>>>

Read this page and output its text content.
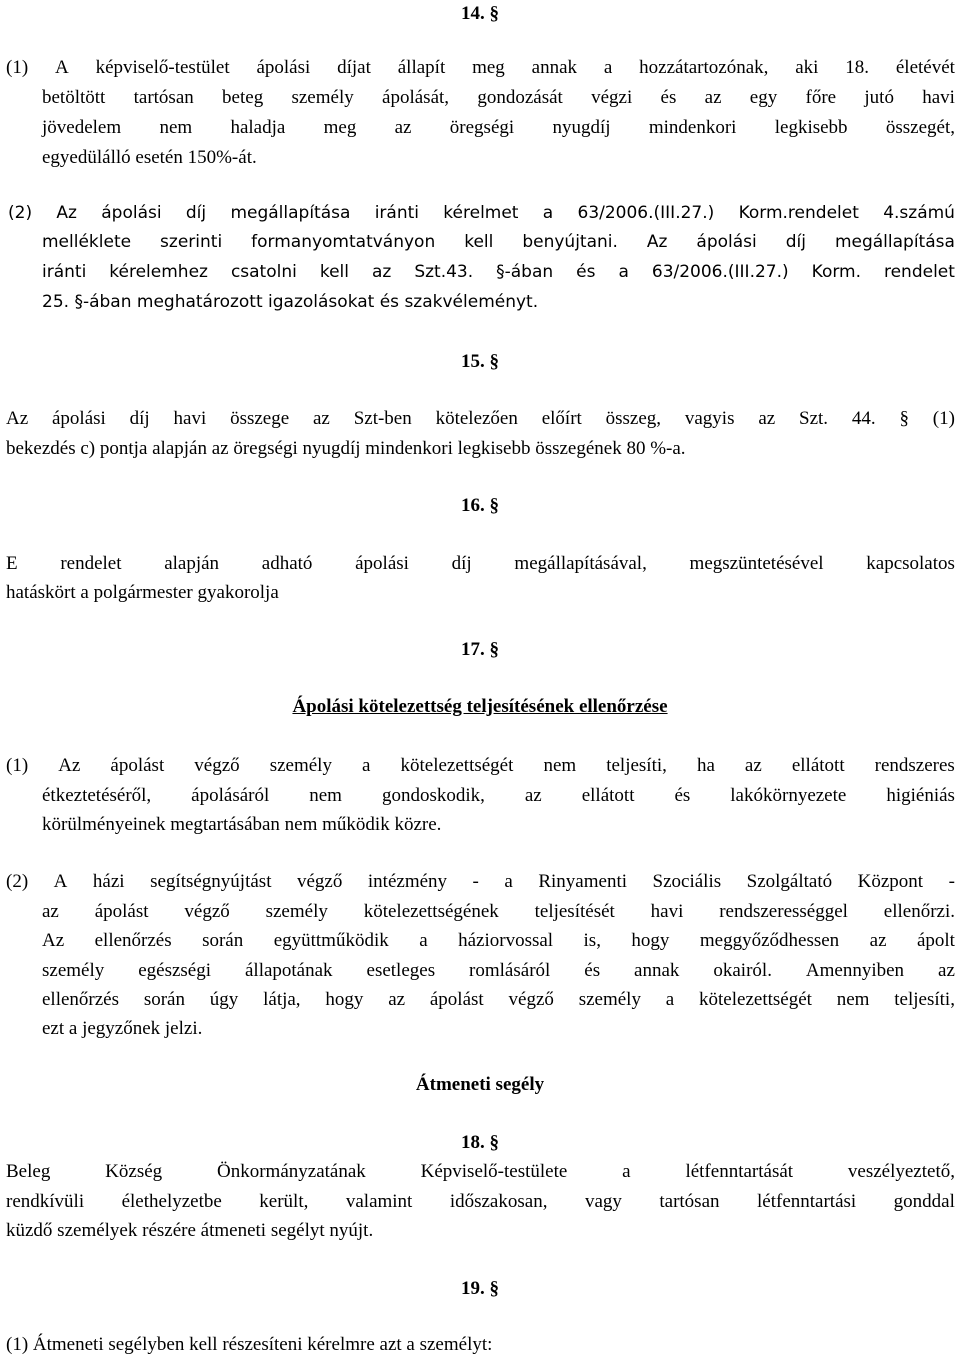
14. §
(1) A képviselő-testület ápolási díjat állapít meg annak a hozzátartozónak, aki 18. életévét
betöltött tartósan beteg személy ápolását, gondozását végzi és az egy főre jutó havi
jövedelem nem haladja meg az öregségi nyugdíj mindenkori legkisebb összegét,
egyedülálló esetén 150%-át.
(2) Az ápolási díj megállapítása iránti kérelmet a 63/2006.(III.27.) Korm.rendelet 4.számú
melléklete szerinti formanyomtatványon kell benyújtani. Az ápolási díj megállapítása
iránti kérelemhez csatolni kell az Szt.43. §-ában és a 63/2006.(III.27.) Korm. rendelet
25. §-ában meghatározott igazolásokat és szakvéleményt.
15. §
Az ápolási díj havi összege az Szt-ben kötelezően előírt összeg, vagyis az Szt. 44. § (1)
bekezdés c) pontja alapján az öregségi nyugdíj mindenkori legkisebb összegének 80 %-a.
16. §
E rendelet alapján adható ápolási díj megállapításával, megszüntetésével kapcsolatos
hatáskört a polgármester gyakorolja
17. §
Ápolási kötelezettség teljesítésének ellenőrzése
(1) Az ápolást végző személy a kötelezettségét nem teljesíti, ha az ellátott rendszeres
étkeztetéséről, ápolásáról nem gondoskodik, az ellátott és lakókörnyezete higiéniás
körülményeinek megtartásában nem működik közre.
(2) A házi segítségnyújtást végző intézmény - a Rinyamenti Szociális Szolgáltató Központ -
az ápolást végző személy kötelezettségének teljesítését havi rendszerességgel ellenőrzi.
Az ellenőrzés során együttműködik a háziorvossal is, hogy meggyőződhessen az ápolt
személy egészségi állapotának esetleges romlásáról és annak okairól. Amennyiben az
ellenőrzés során úgy látja, hogy az ápolást végző személy a kötelezettségét nem teljesíti,
ezt a jegyzőnek jelzi.
Átmeneti segély
18. §
Beleg	Község	Önkormányzatának	Képviselő-testülete	a	létfenntartását	veszélyeztető,
rendkívüli élethelyzetbe került, valamint időszakosan, vagy tartósan létfenntartási gonddal
küzdő személyek részére átmeneti segélyt nyújt.
19. §
(1) Átmeneti segélyben kell részesíteni kérelmre azt a személyt:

<<<

Verbatim reproduction of every record is required; images are left out.

Written response
Read this page and output its text content.
14. §
(1) A képviselő-testület ápolási díjat állapít meg annak a hozzátartozónak, aki 18. életévét
betöltött tartósan beteg személy ápolását, gondozását végzi és az egy főre jutó havi
jövedelem nem haladja meg az öregségi nyugdíj mindenkori legkisebb összegét,
egyedülálló esetén 150%-át.
(2) Az ápolási díj megállapítása iránti kérelmet a 63/2006.(III.27.) Korm.rendelet 4.számú
melléklete szerinti formanyomtatványon kell benyújtani. Az ápolási díj megállapítása
iránti kérelemhez csatolni kell az Szt.43. §-ában és a 63/2006.(III.27.) Korm. rendelet
25. §-ában meghatározott igazolásokat és szakvéleményt.
15. §
Az ápolási díj havi összege az Szt-ben kötelezően előírt összeg, vagyis az Szt. 44. § (1)
bekezdés c) pontja alapján az öregségi nyugdíj mindenkori legkisebb összegének 80 %-a.
16. §
E rendelet alapján adható ápolási díj megállapításával, megszüntetésével kapcsolatos
hatáskört a polgármester gyakorolja
17. §
Ápolási kötelezettség teljesítésének ellenőrzése
(1) Az ápolást végző személy a kötelezettségét nem teljesíti, ha az ellátott rendszeres
étkeztetéséről, ápolásáról nem gondoskodik, az ellátott és lakókörnyezete higiéniás
körülményeinek megtartásában nem működik közre.
(2) A házi segítségnyújtást végző intézmény - a Rinyamenti Szociális Szolgáltató Központ -
az ápolást végző személy kötelezettségének teljesítését havi rendszerességgel ellenőrzi.
Az ellenőrzés során együttműködik a háziorvossal is, hogy meggyőződhessen az ápolt
személy egészségi állapotának esetleges romlásáról és annak okairól. Amennyiben az
ellenőrzés során úgy látja, hogy az ápolást végző személy a kötelezettségét nem teljesíti,
ezt a jegyzőnek jelzi.
Átmeneti segély
18. §
Beleg	Község	Önkormányzatának	Képviselő-testülete	a	létfenntartását	veszélyeztető,
rendkívüli élethelyzetbe került, valamint időszakosan, vagy tartósan létfenntartási gonddal
küzdő személyek részére átmeneti segélyt nyújt.
19. §
(1) Átmeneti segélyben kell részesíteni kérelmre azt a személyt:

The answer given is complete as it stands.